Write out the whole listing again, exactly as given.
++++ Recorded data
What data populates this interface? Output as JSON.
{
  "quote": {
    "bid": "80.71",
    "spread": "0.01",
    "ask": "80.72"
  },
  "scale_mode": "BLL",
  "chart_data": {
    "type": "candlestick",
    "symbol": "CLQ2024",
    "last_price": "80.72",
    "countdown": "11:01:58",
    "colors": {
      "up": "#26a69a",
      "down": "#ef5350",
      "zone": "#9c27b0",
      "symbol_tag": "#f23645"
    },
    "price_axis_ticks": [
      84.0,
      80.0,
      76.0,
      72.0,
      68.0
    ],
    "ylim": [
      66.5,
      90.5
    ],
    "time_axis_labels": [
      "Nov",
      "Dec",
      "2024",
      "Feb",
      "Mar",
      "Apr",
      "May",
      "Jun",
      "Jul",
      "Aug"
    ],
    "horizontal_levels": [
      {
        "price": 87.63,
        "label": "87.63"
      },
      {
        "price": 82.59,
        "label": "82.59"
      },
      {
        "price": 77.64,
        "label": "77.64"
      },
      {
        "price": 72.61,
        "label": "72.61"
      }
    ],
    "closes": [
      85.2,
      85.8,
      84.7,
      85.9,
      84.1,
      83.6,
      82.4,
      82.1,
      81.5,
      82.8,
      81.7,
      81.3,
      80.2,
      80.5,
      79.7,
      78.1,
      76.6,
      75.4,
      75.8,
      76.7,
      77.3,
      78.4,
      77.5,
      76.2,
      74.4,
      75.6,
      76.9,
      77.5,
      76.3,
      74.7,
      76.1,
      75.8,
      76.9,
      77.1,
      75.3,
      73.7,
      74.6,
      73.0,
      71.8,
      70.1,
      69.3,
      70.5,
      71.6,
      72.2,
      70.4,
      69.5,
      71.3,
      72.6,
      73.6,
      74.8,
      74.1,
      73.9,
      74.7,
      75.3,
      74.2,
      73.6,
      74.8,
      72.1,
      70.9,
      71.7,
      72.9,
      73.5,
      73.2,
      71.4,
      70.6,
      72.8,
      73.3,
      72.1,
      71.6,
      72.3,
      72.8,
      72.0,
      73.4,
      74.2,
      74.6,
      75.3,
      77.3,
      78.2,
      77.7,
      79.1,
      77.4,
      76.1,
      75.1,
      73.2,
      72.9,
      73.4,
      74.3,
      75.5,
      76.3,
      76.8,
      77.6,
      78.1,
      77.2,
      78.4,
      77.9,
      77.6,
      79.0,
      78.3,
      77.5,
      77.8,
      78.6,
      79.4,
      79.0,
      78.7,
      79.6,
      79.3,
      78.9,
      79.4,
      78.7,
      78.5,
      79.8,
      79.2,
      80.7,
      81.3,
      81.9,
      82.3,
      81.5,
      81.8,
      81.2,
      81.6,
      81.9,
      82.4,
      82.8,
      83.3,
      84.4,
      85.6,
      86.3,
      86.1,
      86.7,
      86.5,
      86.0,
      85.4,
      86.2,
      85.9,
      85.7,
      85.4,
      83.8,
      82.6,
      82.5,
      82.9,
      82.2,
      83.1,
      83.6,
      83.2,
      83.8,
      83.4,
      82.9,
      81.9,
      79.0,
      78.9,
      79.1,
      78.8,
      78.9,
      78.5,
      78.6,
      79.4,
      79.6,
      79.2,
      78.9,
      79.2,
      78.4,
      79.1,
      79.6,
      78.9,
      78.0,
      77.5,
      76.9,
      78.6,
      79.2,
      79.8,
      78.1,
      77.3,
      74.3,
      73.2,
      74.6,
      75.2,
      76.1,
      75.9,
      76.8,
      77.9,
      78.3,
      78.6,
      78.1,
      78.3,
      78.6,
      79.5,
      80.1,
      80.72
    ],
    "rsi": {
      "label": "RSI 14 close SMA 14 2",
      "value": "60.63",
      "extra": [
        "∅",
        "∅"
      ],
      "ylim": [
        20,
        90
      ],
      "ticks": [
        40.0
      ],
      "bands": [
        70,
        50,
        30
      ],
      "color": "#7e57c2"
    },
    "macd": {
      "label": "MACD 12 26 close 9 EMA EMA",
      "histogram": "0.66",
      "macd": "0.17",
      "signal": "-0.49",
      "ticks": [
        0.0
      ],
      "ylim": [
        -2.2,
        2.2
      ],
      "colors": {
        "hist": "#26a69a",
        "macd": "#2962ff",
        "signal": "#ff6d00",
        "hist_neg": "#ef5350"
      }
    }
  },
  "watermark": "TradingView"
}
++++++++
[Correct answer]:
What data populates this interface? Output as JSON.
{
  "quote": {
    "bid": "80.71",
    "spread": "0.01",
    "ask": "80.72"
  },
  "scale_mode": "BLL",
  "chart_data": {
    "type": "candlestick",
    "symbol": "CLQ2024",
    "last_price": "80.72",
    "countdown": "11:01:58",
    "colors": {
      "up": "#26a69a",
      "down": "#ef5350",
      "zone": "#9c27b0",
      "symbol_tag": "#f23645"
    },
    "price_axis_ticks": [
      84.0,
      80.0,
      76.0,
      72.0,
      68.0
    ],
    "ylim": [
      66.5,
      90.5
    ],
    "time_axis_labels": [
      "Nov",
      "Dec",
      "2024",
      "Feb",
      "Mar",
      "Apr",
      "May",
      "Jun",
      "Jul",
      "Aug"
    ],
    "horizontal_levels": [
      {
        "price": 87.63,
        "label": "87.63"
      },
      {
        "price": 82.59,
        "label": "82.59"
      },
      {
        "price": 77.64,
        "label": "77.64"
      },
      {
        "price": 72.61,
        "label": "72.61"
      }
    ],
    "closes": [
      85.2,
      85.8,
      84.7,
      85.9,
      84.1,
      83.6,
      82.4,
      82.1,
      81.5,
      82.8,
      81.7,
      81.3,
      80.2,
      80.5,
      79.7,
      78.1,
      76.6,
      75.4,
      75.8,
      76.7,
      77.3,
      78.4,
      77.5,
      76.2,
      74.4,
      75.6,
      76.9,
      77.5,
      76.3,
      74.7,
      76.1,
      75.8,
      76.9,
      77.1,
      75.3,
      73.7,
      74.6,
      73.0,
      71.8,
      70.1,
      69.3,
      70.5,
      71.6,
      72.2,
      70.4,
      69.5,
      71.3,
      72.6,
      73.6,
      74.8,
      74.1,
      73.9,
      74.7,
      75.3,
      74.2,
      73.6,
      74.8,
      72.1,
      70.9,
      71.7,
      72.9,
      73.5,
      73.2,
      71.4,
      70.6,
      72.8,
      73.3,
      72.1,
      71.6,
      72.3,
      72.8,
      72.0,
      73.4,
      74.2,
      74.6,
      75.3,
      77.3,
      78.2,
      77.7,
      79.1,
      77.4,
      76.1,
      75.1,
      73.2,
      72.9,
      73.4,
      74.3,
      75.5,
      76.3,
      76.8,
      77.6,
      78.1,
      77.2,
      78.4,
      77.9,
      77.6,
      79.0,
      78.3,
      77.5,
      77.8,
      78.6,
      79.4,
      79.0,
      78.7,
      79.6,
      79.3,
      78.9,
      79.4,
      78.7,
      78.5,
      79.8,
      79.2,
      80.7,
      81.3,
      81.9,
      82.3,
      81.5,
      81.8,
      81.2,
      81.6,
      81.9,
      82.4,
      82.8,
      83.3,
      84.4,
      85.6,
      86.3,
      86.1,
      86.7,
      86.5,
      86.0,
      85.4,
      86.2,
      85.9,
      85.7,
      85.4,
      83.8,
      82.6,
      82.5,
      82.9,
      82.2,
      83.1,
      83.6,
      83.2,
      83.8,
      83.4,
      82.9,
      81.9,
      79.0,
      78.9,
      79.1,
      78.8,
      78.9,
      78.5,
      78.6,
      79.4,
      79.6,
      79.2,
      78.9,
      79.2,
      78.4,
      79.1,
      79.6,
      78.9,
      78.0,
      77.5,
      76.9,
      78.6,
      79.2,
      79.8,
      78.1,
      77.3,
      74.3,
      73.2,
      74.6,
      75.2,
      76.1,
      75.9,
      76.8,
      77.9,
      78.3,
      78.6,
      78.1,
      78.3,
      78.6,
      79.5,
      80.1,
      80.72
    ],
    "rsi": {
      "label": "RSI 14 close SMA 14 2",
      "value": "60.63",
      "extra": [
        "∅",
        "∅"
      ],
      "ylim": [
        20,
        90
      ],
      "ticks": [
        40.0
      ],
      "bands": [
        70,
        50,
        30
      ],
      "color": "#7e57c2"
    },
    "macd": {
      "label": "MACD 12 26 close 9 EMA EMA",
      "histogram": "0.66",
      "macd": "0.17",
      "signal": "-0.49",
      "ticks": [
        0.0
      ],
      "ylim": [
        -2.2,
        2.2
      ],
      "colors": {
        "hist": "#26a69a",
        "macd": "#2962ff",
        "signal": "#ff6d00",
        "hist_neg": "#ef5350"
      }
    }
  },
  "watermark": "TradingView"
}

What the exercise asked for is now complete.